[Element box annotations]

· · · ·

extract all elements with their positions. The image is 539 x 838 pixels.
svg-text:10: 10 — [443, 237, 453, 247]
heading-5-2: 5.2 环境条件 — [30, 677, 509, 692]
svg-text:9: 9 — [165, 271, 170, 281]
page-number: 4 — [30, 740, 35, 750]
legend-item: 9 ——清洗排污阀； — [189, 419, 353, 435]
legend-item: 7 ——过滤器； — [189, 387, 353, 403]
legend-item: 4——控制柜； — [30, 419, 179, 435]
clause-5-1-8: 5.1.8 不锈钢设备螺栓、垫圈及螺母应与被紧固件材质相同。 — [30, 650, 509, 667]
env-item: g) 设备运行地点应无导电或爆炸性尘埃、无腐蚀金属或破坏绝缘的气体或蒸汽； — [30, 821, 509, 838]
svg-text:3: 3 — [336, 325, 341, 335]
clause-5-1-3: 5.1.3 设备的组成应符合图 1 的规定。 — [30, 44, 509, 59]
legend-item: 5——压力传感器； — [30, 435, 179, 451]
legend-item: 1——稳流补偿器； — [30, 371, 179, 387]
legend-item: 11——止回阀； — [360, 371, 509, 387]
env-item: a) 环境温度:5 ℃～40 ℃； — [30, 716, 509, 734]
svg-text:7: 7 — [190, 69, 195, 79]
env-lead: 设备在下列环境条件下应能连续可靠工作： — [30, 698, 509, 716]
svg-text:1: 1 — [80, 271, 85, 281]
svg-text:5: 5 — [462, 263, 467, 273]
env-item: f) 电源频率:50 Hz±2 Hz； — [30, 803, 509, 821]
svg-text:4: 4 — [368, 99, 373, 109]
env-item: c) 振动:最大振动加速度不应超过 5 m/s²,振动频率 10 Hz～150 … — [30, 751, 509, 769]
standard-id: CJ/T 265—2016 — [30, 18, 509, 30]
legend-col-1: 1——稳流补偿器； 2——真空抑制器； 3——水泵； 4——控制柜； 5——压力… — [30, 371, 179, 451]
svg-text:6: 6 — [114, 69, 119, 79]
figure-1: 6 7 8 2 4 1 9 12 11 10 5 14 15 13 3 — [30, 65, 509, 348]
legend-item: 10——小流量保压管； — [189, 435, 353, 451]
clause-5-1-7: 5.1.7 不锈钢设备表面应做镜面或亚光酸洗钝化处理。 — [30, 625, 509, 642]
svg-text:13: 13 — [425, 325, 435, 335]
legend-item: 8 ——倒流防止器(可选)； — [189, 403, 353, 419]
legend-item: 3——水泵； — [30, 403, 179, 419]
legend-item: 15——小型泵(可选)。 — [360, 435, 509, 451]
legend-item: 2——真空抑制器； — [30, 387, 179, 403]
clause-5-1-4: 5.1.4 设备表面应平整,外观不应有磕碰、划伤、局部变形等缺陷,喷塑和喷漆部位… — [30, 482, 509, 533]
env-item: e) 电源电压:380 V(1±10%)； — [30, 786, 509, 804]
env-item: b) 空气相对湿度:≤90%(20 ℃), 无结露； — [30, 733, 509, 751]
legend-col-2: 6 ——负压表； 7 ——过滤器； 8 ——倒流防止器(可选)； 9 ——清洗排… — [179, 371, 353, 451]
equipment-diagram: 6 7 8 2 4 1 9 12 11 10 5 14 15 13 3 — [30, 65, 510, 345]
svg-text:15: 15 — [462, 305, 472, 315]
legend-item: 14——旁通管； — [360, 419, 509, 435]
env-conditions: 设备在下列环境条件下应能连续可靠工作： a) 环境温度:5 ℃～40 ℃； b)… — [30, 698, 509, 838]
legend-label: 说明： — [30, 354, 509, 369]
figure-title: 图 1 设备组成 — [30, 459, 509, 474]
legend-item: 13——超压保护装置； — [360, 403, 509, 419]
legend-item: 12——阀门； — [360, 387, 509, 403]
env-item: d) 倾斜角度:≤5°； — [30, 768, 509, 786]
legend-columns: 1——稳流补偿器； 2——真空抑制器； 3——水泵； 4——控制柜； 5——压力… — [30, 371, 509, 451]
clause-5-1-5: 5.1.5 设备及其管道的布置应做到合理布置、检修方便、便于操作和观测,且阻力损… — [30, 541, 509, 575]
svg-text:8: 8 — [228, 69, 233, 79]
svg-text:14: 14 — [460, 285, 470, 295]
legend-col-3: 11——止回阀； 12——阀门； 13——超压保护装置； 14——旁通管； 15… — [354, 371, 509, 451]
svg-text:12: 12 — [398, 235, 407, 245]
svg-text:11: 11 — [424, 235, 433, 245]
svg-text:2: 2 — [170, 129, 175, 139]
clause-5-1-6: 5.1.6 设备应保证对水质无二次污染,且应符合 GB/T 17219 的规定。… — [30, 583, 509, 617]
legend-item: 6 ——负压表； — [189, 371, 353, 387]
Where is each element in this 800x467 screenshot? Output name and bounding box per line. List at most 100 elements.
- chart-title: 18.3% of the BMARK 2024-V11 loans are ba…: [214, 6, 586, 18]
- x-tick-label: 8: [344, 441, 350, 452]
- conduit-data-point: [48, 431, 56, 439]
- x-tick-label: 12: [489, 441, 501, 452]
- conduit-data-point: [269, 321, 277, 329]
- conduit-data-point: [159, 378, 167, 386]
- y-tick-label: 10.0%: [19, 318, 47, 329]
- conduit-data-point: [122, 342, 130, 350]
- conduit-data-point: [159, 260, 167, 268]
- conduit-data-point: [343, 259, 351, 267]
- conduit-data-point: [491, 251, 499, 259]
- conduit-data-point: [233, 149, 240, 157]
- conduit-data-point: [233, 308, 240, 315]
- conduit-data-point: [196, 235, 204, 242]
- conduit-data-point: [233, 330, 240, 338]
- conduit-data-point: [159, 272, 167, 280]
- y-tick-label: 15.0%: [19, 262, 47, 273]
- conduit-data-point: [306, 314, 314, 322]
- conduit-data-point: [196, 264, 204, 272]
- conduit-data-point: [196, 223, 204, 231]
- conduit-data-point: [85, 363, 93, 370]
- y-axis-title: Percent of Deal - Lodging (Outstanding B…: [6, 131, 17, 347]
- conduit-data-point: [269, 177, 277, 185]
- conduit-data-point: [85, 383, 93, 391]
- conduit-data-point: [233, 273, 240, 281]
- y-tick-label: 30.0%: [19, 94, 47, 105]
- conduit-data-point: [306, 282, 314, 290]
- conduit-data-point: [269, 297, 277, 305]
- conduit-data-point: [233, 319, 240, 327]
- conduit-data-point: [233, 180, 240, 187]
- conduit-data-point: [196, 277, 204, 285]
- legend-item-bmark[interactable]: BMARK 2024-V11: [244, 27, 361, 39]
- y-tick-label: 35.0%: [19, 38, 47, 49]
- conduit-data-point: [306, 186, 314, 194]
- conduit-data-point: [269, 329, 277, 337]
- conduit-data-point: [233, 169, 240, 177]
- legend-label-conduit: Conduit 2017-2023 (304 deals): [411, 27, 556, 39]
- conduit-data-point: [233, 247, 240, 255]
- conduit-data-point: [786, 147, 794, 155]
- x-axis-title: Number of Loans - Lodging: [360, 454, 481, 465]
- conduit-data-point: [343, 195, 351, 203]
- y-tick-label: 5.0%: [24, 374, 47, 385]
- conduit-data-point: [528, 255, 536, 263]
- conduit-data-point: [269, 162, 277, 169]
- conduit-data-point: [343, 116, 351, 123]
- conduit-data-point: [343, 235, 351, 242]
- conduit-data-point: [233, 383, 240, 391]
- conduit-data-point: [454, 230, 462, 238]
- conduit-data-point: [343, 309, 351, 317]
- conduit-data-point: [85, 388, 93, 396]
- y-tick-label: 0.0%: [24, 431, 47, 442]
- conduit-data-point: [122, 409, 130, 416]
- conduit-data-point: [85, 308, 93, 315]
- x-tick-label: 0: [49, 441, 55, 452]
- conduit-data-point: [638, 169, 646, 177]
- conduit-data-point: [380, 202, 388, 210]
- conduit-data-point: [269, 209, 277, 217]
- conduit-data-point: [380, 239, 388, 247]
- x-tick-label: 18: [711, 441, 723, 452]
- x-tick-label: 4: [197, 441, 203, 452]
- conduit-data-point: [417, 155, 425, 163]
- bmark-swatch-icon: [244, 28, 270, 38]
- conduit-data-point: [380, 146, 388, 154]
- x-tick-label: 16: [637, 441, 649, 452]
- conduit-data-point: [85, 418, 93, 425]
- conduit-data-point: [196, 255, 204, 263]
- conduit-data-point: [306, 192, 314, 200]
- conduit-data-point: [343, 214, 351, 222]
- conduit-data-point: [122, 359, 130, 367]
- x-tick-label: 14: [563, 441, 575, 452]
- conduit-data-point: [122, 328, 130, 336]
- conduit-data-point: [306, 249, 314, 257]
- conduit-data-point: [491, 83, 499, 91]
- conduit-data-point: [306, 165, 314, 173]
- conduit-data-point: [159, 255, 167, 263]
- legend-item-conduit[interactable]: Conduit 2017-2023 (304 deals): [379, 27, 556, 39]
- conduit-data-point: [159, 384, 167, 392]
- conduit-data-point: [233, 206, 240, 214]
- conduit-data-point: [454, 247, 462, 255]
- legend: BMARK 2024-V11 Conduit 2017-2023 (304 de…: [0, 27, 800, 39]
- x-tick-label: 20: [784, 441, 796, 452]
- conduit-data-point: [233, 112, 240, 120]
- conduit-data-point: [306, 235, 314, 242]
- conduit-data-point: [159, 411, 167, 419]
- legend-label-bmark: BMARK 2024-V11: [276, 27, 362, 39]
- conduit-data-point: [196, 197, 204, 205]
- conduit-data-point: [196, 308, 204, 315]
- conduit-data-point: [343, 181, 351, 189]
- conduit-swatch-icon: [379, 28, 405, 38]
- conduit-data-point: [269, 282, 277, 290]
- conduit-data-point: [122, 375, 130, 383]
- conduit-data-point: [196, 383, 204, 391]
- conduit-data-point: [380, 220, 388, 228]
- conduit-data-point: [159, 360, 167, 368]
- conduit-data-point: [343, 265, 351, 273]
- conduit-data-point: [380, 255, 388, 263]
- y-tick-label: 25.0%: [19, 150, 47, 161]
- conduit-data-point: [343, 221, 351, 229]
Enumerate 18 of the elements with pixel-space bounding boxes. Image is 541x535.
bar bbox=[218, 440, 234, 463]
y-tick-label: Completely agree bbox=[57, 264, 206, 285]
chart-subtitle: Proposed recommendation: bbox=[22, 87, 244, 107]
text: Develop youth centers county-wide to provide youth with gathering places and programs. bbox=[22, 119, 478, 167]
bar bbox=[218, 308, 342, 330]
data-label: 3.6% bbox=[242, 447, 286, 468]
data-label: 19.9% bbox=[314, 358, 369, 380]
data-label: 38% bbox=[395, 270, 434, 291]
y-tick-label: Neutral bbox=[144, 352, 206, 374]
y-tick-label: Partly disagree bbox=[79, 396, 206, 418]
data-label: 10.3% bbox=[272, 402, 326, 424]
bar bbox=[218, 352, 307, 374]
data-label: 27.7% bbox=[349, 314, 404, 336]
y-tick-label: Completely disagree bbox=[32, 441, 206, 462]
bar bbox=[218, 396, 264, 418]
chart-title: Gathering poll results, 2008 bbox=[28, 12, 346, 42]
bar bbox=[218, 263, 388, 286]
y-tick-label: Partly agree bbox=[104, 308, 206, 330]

· · · ·

**SET TASK**
Turn everything from the start of the records above down to the line containing "svg-text:7: 7 — [190, 69, 195, 79]", both ends included, into a numbered list. Leave out any blank lines.

**OUTPUT BELOW**
1. extract all elements with their positions. The image is 539 x 838 pixels.
2. svg-text:10: 10 — [443, 237, 453, 247]
3. heading-5-2: 5.2 环境条件 — [30, 677, 509, 692]
4. svg-text:9: 9 — [165, 271, 170, 281]
5. page-number: 4 — [30, 740, 35, 750]
6. legend-item: 9 ——清洗排污阀； — [189, 419, 353, 435]
7. legend-item: 7 ——过滤器； — [189, 387, 353, 403]
8. legend-item: 4——控制柜； — [30, 419, 179, 435]
9. clause-5-1-8: 5.1.8 不锈钢设备螺栓、垫圈及螺母应与被紧固件材质相同。 — [30, 650, 509, 667]
10. env-item: g) 设备运行地点应无导电或爆炸性尘埃、无腐蚀金属或破坏绝缘的气体或蒸汽； — [30, 821, 509, 838]
11. svg-text:3: 3 — [336, 325, 341, 335]
12. clause-5-1-3: 5.1.3 设备的组成应符合图 1 的规定。 — [30, 44, 509, 59]
13. legend-item: 5——压力传感器； — [30, 435, 179, 451]
14. legend-item: 1——稳流补偿器； — [30, 371, 179, 387]
15. legend-item: 11——止回阀； — [360, 371, 509, 387]
16. env-item: a) 环境温度:5 ℃～40 ℃； — [30, 716, 509, 734]
17. svg-text:7: 7 — [190, 69, 195, 79]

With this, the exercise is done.